■ Task instructions:
1) In the TimesTen programming best practices page, why can direct-linked applications perform better than client/server applications?
2) Write the next part of the TimesTen programming best practices page, picking up after its final sentence.

Document passage Block Start

Best Practices for Programming

This page contains the top 5 recommendations for your coding practices to achieve optimal performance in using the Oracle TimesTen product.

Milliseconds count - use direct-linked connections for best response time
Prepare queries and bind columns and parameters in advance
Tune your application connections and use connection pooling
Close cursor promptly
Turn OFF AutoCommit and Commit Regularly

Milliseconds count - Use Direct-linked Connections for Best Response Time

If you have control on how your application accesses the TimesTen database and if you can run your application on the same machine as the TimesTen database, we recommend that you use the direct-linked connection mode. Direct-linked applications can achieve significantly better performance than client/server applications because database operations are executed directly from the application process’ address space without incurring inter-process communication and network roundtrip overhead.

TimesTen supports multi-process and multi-threaded applications, a TimesTen database can be shared across processes that are using direct-linked and client/server connection modes.

For Java applications that utilize the JDBC interface, it is simple to use direct-linked connection mode. Just change your JDBC connection string to the form of “jdbc:TimesTen:direct:…”

For applications accessing data cached from the Oracle Database, the use of a direct-linked connection improves your application’s performance the same way it does for TimesTen data that is not cached from the Oracle Database.

Document passage Block End
Listed records Block Start

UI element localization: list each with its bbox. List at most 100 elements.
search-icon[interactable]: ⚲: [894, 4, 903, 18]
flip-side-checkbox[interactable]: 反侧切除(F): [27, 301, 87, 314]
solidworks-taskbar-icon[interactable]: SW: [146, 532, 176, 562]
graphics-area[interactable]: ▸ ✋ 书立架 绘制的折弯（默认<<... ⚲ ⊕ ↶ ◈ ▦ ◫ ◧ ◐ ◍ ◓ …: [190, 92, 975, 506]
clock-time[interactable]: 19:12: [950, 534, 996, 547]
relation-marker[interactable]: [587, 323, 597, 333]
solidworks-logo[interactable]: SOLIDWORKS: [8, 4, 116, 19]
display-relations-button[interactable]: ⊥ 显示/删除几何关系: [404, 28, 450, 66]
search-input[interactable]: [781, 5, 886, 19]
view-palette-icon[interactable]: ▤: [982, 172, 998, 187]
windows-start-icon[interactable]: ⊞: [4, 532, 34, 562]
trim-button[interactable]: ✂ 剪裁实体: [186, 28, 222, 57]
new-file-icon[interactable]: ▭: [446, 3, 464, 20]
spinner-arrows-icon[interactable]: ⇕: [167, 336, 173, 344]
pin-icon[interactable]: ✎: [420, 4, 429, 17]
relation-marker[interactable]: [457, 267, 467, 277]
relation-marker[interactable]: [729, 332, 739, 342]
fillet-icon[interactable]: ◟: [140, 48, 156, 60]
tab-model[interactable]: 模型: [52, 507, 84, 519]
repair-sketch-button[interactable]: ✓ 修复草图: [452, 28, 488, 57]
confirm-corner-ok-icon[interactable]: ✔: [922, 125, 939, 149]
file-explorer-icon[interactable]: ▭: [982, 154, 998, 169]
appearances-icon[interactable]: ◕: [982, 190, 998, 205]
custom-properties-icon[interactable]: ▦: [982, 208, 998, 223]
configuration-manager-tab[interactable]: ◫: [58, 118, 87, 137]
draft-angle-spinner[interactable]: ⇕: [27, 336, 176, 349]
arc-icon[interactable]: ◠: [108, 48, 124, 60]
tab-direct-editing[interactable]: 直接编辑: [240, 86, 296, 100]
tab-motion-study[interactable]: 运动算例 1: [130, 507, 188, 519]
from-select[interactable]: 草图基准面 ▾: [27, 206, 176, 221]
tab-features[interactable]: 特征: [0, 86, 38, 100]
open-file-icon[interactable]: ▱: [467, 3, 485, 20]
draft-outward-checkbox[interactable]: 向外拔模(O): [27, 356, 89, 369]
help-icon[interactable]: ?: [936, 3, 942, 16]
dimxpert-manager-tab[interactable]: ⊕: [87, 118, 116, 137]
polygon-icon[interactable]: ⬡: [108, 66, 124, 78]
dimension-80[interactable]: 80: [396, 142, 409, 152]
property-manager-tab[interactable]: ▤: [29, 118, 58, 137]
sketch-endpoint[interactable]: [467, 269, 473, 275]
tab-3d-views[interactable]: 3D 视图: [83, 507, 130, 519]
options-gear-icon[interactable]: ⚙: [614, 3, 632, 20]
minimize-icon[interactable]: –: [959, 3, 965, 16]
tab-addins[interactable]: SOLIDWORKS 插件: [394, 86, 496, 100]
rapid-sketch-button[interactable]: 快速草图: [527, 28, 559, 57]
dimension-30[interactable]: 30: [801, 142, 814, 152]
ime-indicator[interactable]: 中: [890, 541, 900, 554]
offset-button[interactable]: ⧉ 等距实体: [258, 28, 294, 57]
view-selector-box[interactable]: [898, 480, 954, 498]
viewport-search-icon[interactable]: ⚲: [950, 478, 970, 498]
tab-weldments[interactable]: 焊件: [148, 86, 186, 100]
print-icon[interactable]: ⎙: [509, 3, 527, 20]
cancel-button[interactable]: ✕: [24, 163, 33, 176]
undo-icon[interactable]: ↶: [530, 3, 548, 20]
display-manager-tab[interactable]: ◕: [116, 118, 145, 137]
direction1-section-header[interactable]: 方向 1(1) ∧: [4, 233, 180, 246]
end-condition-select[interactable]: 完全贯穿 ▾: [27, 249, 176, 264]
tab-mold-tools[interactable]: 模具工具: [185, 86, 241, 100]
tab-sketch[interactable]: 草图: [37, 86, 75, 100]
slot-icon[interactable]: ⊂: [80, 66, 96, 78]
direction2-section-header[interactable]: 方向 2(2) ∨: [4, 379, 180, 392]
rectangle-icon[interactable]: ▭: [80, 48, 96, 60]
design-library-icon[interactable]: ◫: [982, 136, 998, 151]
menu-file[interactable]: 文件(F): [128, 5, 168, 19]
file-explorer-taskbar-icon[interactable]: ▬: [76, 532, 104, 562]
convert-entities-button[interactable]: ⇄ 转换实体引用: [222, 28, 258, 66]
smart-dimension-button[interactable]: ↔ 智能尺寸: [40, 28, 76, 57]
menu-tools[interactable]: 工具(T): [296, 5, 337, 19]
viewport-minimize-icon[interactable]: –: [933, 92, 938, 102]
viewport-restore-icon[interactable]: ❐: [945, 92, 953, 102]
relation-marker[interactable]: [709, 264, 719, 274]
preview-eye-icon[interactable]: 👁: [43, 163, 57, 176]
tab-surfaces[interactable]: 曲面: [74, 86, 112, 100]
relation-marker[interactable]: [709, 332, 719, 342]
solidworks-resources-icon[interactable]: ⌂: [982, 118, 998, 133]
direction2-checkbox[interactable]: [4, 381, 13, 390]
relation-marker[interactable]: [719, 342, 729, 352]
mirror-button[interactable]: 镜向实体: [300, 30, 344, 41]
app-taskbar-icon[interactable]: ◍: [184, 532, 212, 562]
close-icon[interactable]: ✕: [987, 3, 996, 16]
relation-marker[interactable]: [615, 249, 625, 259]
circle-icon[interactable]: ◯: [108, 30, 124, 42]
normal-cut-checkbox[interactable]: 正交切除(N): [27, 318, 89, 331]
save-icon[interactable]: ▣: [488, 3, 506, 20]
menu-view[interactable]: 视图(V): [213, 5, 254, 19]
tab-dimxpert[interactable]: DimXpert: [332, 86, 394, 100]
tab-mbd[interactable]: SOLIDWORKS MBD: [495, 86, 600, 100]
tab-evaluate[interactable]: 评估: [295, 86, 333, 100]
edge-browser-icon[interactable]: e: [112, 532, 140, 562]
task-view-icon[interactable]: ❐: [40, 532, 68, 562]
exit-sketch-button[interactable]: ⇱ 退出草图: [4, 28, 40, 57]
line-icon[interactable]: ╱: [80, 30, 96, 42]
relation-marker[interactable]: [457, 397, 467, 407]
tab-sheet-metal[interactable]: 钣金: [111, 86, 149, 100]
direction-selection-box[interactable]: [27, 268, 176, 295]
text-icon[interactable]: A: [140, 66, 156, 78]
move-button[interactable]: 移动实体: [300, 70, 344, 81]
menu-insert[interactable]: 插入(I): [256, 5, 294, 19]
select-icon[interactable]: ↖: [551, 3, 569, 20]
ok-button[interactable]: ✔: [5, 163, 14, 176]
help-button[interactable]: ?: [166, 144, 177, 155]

Listed records Block End

■ Responses in order:
1) Their database operations run directly from the application process's address space, so they avoid inter-process communication and network roundtrip overhead.

2)
If your application cannot use a direct-linked connection, the use of a client/server connection still provides significantly higher performance than accessing a conventional disk-based relational database. This is primarily due to the TimesTen product being designed and optimized for in-memory data structure and layout.

Prepare All SQL Queries and Bind Columns/Parameters In Advance

For best performance, you should prepare all SQL statements that are executed more than once in advance. This is true for all relational databases, but for TimesTen and its extremely fast transaction rates, the time spent to compile a statement can actually take several times longer than it takes to execute it.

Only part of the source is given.